(Stored dataset items)

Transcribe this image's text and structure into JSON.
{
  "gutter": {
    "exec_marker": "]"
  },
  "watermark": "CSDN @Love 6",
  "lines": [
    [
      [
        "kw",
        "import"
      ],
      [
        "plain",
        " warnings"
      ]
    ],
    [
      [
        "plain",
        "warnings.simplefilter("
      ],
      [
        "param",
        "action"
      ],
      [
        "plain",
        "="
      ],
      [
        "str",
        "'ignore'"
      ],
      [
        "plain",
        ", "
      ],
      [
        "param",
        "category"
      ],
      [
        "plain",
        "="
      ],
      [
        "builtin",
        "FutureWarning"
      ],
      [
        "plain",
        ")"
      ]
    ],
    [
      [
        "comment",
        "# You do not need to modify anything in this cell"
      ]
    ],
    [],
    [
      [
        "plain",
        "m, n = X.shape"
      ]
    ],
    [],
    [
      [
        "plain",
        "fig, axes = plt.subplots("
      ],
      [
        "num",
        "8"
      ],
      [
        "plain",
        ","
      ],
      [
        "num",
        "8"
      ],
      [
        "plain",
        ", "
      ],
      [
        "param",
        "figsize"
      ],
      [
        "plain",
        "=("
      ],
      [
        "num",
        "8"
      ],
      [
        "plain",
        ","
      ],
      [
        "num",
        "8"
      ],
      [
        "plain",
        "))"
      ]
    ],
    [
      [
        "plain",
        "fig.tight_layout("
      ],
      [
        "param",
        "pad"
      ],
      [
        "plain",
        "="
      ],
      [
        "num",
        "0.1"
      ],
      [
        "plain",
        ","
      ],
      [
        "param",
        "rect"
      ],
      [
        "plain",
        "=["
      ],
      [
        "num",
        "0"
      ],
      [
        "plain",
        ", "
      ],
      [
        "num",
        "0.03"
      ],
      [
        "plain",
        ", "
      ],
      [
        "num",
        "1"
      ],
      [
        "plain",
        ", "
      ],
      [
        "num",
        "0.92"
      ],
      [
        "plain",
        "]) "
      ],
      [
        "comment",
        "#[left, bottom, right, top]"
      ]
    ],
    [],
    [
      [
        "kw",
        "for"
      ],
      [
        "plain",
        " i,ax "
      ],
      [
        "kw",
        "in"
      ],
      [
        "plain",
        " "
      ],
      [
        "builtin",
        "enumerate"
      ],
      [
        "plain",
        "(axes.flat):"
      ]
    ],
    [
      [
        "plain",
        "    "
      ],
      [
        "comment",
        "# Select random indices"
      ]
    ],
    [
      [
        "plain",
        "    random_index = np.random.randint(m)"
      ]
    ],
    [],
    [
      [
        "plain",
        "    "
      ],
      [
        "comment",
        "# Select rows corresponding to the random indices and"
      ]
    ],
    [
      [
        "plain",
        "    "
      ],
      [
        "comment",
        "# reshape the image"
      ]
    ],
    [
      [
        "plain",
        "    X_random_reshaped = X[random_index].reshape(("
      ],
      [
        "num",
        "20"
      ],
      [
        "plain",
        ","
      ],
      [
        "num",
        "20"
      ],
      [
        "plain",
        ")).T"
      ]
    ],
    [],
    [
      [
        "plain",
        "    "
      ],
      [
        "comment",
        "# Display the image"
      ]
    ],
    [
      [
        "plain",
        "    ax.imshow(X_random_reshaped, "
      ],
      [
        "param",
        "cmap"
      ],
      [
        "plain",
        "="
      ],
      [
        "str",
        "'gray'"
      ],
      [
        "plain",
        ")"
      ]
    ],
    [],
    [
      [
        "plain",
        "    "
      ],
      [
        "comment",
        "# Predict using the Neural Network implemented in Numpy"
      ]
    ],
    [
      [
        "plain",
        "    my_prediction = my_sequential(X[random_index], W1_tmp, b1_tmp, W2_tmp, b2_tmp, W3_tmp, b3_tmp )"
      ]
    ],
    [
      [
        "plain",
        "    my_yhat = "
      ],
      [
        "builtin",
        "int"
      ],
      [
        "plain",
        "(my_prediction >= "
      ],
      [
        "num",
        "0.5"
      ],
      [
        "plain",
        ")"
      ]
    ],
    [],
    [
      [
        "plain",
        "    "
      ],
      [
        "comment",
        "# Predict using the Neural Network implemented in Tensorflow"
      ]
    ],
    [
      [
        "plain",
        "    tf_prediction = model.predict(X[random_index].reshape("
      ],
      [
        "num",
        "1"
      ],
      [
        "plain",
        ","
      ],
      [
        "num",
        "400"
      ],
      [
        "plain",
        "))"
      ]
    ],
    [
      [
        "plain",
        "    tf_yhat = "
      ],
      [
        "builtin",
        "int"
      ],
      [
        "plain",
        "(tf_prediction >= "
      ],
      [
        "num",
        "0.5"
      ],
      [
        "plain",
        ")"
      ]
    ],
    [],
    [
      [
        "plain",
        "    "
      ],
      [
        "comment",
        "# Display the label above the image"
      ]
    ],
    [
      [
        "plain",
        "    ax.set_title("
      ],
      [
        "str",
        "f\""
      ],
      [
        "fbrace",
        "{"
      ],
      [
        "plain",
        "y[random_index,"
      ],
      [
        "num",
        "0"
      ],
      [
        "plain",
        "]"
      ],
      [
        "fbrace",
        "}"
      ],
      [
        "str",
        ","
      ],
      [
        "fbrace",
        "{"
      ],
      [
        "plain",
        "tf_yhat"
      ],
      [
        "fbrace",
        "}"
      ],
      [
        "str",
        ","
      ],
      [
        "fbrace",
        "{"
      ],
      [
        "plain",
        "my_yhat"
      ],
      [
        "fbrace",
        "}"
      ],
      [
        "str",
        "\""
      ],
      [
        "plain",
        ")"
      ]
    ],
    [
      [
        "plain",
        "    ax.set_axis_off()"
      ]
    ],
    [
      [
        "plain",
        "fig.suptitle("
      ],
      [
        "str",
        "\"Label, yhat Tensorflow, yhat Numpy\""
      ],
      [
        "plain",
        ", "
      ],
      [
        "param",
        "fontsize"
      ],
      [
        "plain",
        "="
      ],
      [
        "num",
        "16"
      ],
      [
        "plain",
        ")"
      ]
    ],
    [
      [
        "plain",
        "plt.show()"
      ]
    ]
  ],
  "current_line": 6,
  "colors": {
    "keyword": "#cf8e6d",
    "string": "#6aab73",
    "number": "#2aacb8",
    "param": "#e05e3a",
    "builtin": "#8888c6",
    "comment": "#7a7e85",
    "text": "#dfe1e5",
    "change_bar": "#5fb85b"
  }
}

◆ OBJECTIVE: Count each line of the data where the word "Select" appears, then reply with the total only.

◆ FULL SOLUTION: 2